## Direction
Reproduce the listing below exactly. Pictures do not belong in the copy.

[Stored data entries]

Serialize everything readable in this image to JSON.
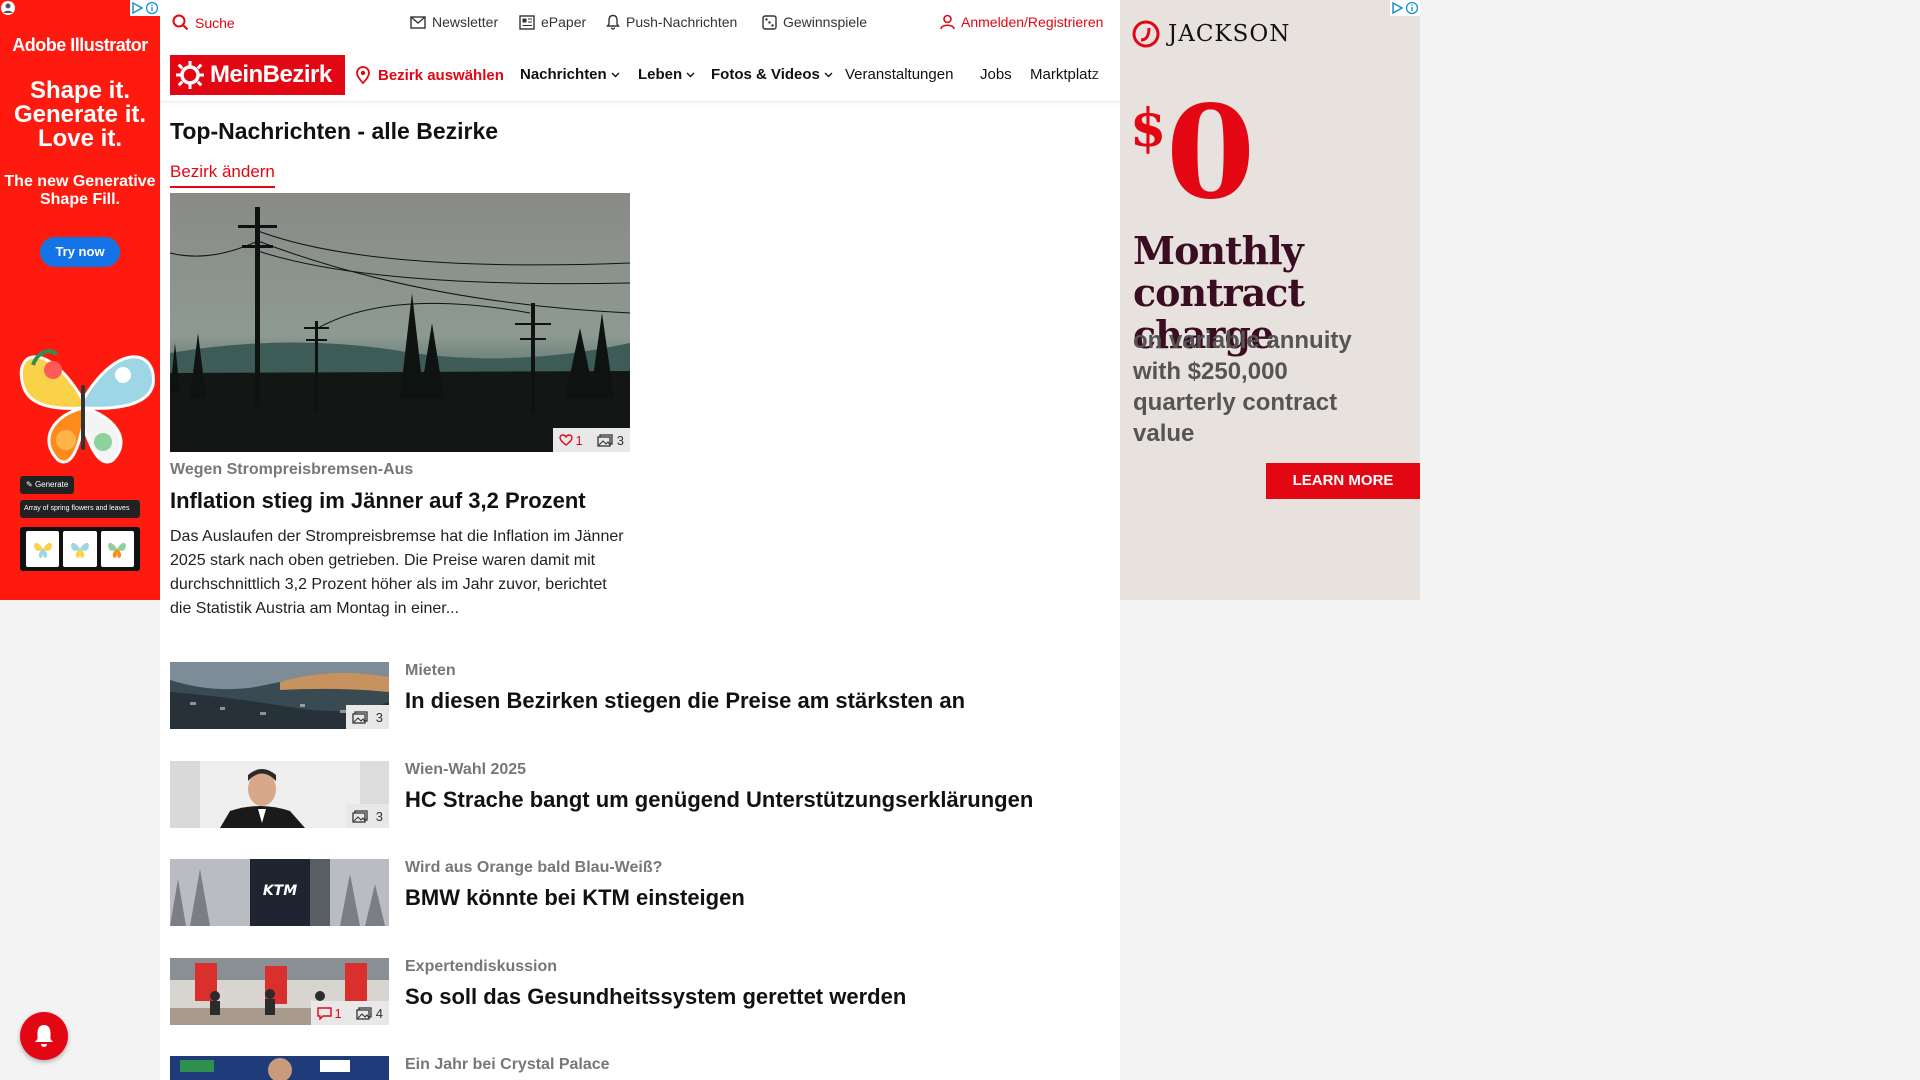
{
  "ad_left": {
    "brand": "Adobe Illustrator",
    "headline": "Shape it. Generate it. Love it.",
    "sub": "The new Generative Shape Fill.",
    "cta": "Try now",
    "generate_chip": "Generate",
    "prompt": "Array of spring flowers and leaves"
  },
  "topbar": {
    "search": "Suche",
    "newsletter": "Newsletter",
    "epaper": "ePaper",
    "push": "Push-Nachrichten",
    "gewinnspiele": "Gewinnspiele",
    "login": "Anmelden/Registrieren"
  },
  "nav": {
    "logo": "MeinBezirk",
    "region": "Bezirk auswählen",
    "items": [
      "Nachrichten",
      "Leben",
      "Fotos & Videos",
      "Veranstaltungen",
      "Jobs",
      "Marktplatz"
    ]
  },
  "page": {
    "title": "Top-Nachrichten - alle Bezirke",
    "region_link": "Bezirk ändern"
  },
  "hero": {
    "likes": "1",
    "photos": "3",
    "kicker": "Wegen Strompreisbremsen-Aus",
    "title": "Inflation stieg im Jänner auf 3,2 Prozent",
    "teaser": "Das Auslaufen der Strompreisbremse hat die Inflation im Jänner 2025 stark nach oben getrieben. Die Preise waren damit mit durchschnittlich 3,2 Prozent höher als im Jahr zuvor, berichtet die Statistik Austria am Montag in einer..."
  },
  "articles": [
    {
      "kicker": "Mieten",
      "title": "In diesen Bezirken stiegen die Preise am stärksten an",
      "photos": "3",
      "comments": ""
    },
    {
      "kicker": "Wien-Wahl 2025",
      "title": "HC Strache bangt um genügend Unterstützungserklärungen",
      "photos": "3",
      "comments": ""
    },
    {
      "kicker": "Wird aus Orange bald Blau-Weiß?",
      "title": "BMW könnte bei KTM einsteigen",
      "photos": "",
      "comments": ""
    },
    {
      "kicker": "Expertendiskussion",
      "title": "So soll das Gesundheitssystem gerettet werden",
      "photos": "4",
      "comments": "1"
    },
    {
      "kicker": "Ein Jahr bei Crystal Palace",
      "title": "",
      "photos": "",
      "comments": ""
    }
  ],
  "ad_right": {
    "brand": "JACKSON",
    "dollar": "$",
    "amount": "0",
    "offer": "Monthly contract charge",
    "detail": "on variable annuity with $250,000 quarterly contract value",
    "cta": "LEARN MORE"
  },
  "colors": {
    "brand_red": "#e30613",
    "adobe_red": "#ff1a0f",
    "jackson_plum": "#3a0d22"
  }
}
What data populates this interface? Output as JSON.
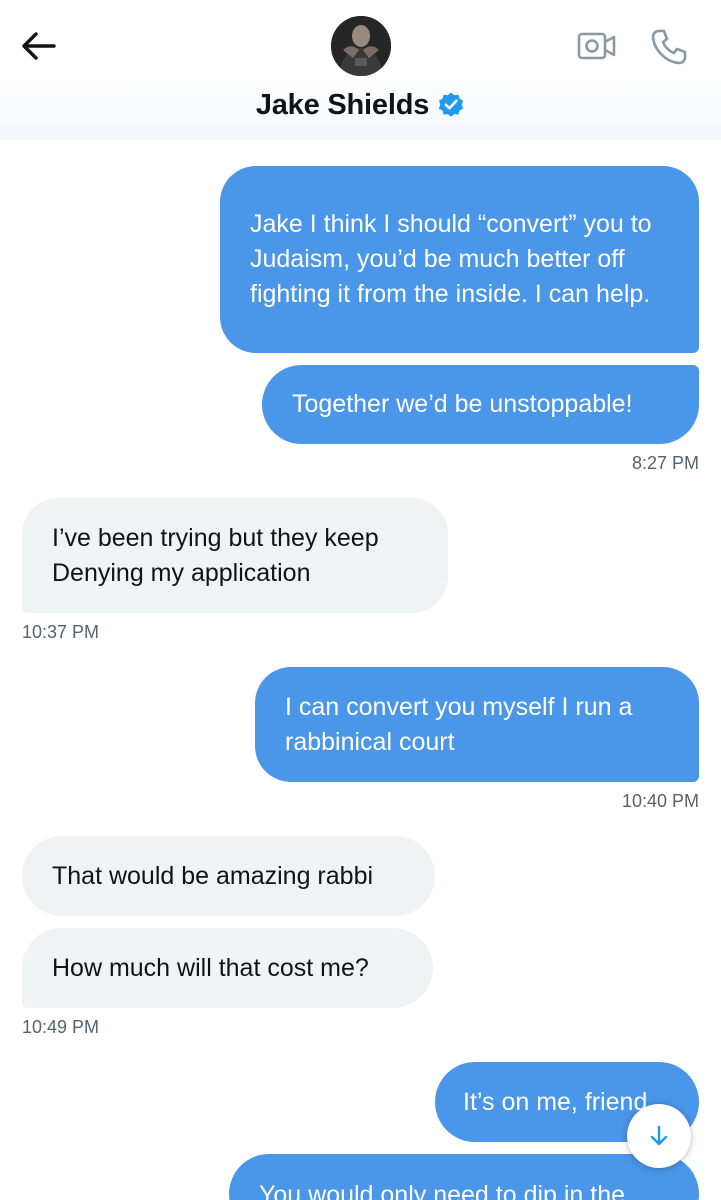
{
  "header": {
    "contact_name": "Jake Shields",
    "back_icon": "arrow-left-icon",
    "verified_icon": "verified-badge-icon",
    "video_icon": "video-camera-icon",
    "call_icon": "phone-icon"
  },
  "messages": [
    {
      "direction": "out",
      "text": "Jake I think I should “convert” you to Judaism, you’d be much better off fighting it from the inside. I can help."
    },
    {
      "direction": "out",
      "text": "Together we’d be unstoppable!",
      "time": "8:27 PM"
    },
    {
      "direction": "in",
      "text": "I’ve been trying but they keep Denying my application",
      "time": "10:37 PM"
    },
    {
      "direction": "out",
      "text": "I can convert you myself I run a rabbinical court",
      "time": "10:40 PM"
    },
    {
      "direction": "in",
      "text": "That would be amazing rabbi"
    },
    {
      "direction": "in",
      "text": "How much will that cost me?",
      "time": "10:49 PM"
    },
    {
      "direction": "out",
      "text": "It’s on me, friend"
    },
    {
      "direction": "out",
      "text": "You would only need to dip in the"
    }
  ],
  "scroll_button": {
    "icon": "arrow-down-icon"
  },
  "colors": {
    "outgoing_bubble": "#4a96e8",
    "incoming_bubble": "#eff3f4",
    "accent": "#1d9bf0",
    "timestamp": "#536471"
  }
}
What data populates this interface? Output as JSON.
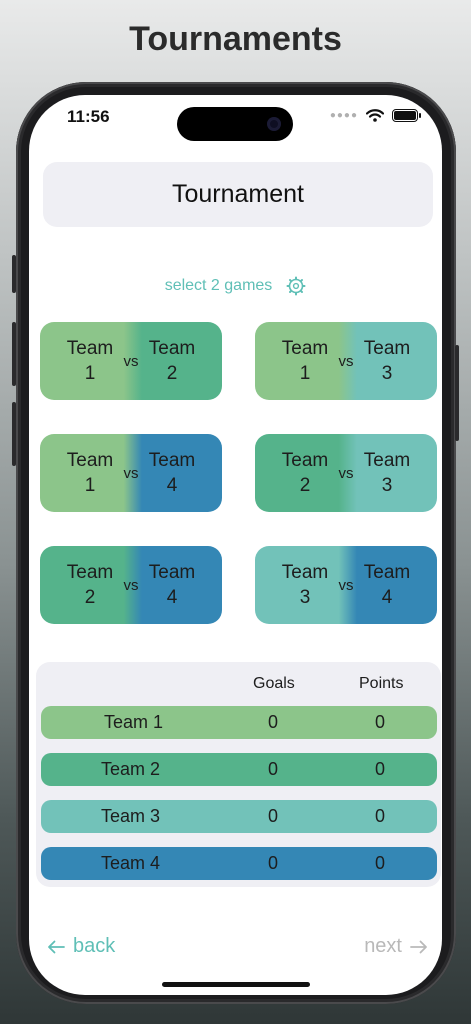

## Written response
Serialize everything readable in this image to JSON.
{
  "ad_left": {
    "brand": "Adobe Illustrator",
    "headline": "Shape it. Generate it. Love it.",
    "sub": "The new Generative Shape Fill.",
    "cta": "Try now",
    "generate_chip": "Generate",
    "prompt": "Array of spring flowers and leaves"
  },
  "topbar": {
    "search": "Suche",
    "newsletter": "Newsletter",
    "epaper": "ePaper",
    "push": "Push-Nachrichten",
    "gewinnspiele": "Gewinnspiele",
    "login": "Anmelden/Registrieren"
  },
  "nav": {
    "logo": "MeinBezirk",
    "region": "Bezirk auswählen",
    "items": [
      "Nachrichten",
      "Leben",
      "Fotos & Videos",
      "Veranstaltungen",
      "Jobs",
      "Marktplatz"
    ]
  },
  "page": {
    "title": "Top-Nachrichten - alle Bezirke",
    "region_link": "Bezirk ändern"
  },
  "hero": {
    "likes": "1",
    "photos": "3",
    "kicker": "Wegen Strompreisbremsen-Aus",
    "title": "Inflation stieg im Jänner auf 3,2 Prozent",
    "teaser": "Das Auslaufen der Strompreisbremse hat die Inflation im Jänner 2025 stark nach oben getrieben. Die Preise waren damit mit durchschnittlich 3,2 Prozent höher als im Jahr zuvor, berichtet die Statistik Austria am Montag in einer..."
  },
  "articles": [
    {
      "kicker": "Mieten",
      "title": "In diesen Bezirken stiegen die Preise am stärksten an",
      "photos": "3",
      "comments": ""
    },
    {
      "kicker": "Wien-Wahl 2025",
      "title": "HC Strache bangt um genügend Unterstützungserklärungen",
      "photos": "3",
      "comments": ""
    },
    {
      "kicker": "Wird aus Orange bald Blau-Weiß?",
      "title": "BMW könnte bei KTM einsteigen",
      "photos": "",
      "comments": ""
    },
    {
      "kicker": "Expertendiskussion",
      "title": "So soll das Gesundheitssystem gerettet werden",
      "photos": "4",
      "comments": "1"
    },
    {
      "kicker": "Ein Jahr bei Crystal Palace",
      "title": "",
      "photos": "",
      "comments": ""
    }
  ],
  "ad_right": {
    "brand": "JACKSON",
    "dollar": "$",
    "amount": "0",
    "offer": "Monthly contract charge",
    "detail": "on variable annuity with $250,000 quarterly contract value",
    "cta": "LEARN MORE"
  },
  "colors": {
    "brand_red": "#e30613",
    "adobe_red": "#ff1a0f",
    "jackson_plum": "#3a0d22"
  }
}
What data populates this interface? Output as JSON.
{
  "header": {
    "contact_name": "Jake Shields",
    "back_icon": "arrow-left-icon",
    "verified_icon": "verified-badge-icon",
    "video_icon": "video-camera-icon",
    "call_icon": "phone-icon"
  },
  "messages": [
    {
      "direction": "out",
      "text": "Jake I think I should “convert” you to Judaism, you’d be much better off fighting it from the inside. I can help."
    },
    {
      "direction": "out",
      "text": "Together we’d be unstoppable!",
      "time": "8:27 PM"
    },
    {
      "direction": "in",
      "text": "I’ve been trying but they keep Denying my application",
      "time": "10:37 PM"
    },
    {
      "direction": "out",
      "text": "I can convert you myself I run a rabbinical court",
      "time": "10:40 PM"
    },
    {
      "direction": "in",
      "text": "That would be amazing rabbi"
    },
    {
      "direction": "in",
      "text": "How much will that cost me?",
      "time": "10:49 PM"
    },
    {
      "direction": "out",
      "text": "It’s on me, friend"
    },
    {
      "direction": "out",
      "text": "You would only need to dip in the"
    }
  ],
  "scroll_button": {
    "icon": "arrow-down-icon"
  },
  "colors": {
    "outgoing_bubble": "#4a96e8",
    "incoming_bubble": "#eff3f4",
    "accent": "#1d9bf0",
    "timestamp": "#536471"
  }
}
What data populates this interface? Output as JSON.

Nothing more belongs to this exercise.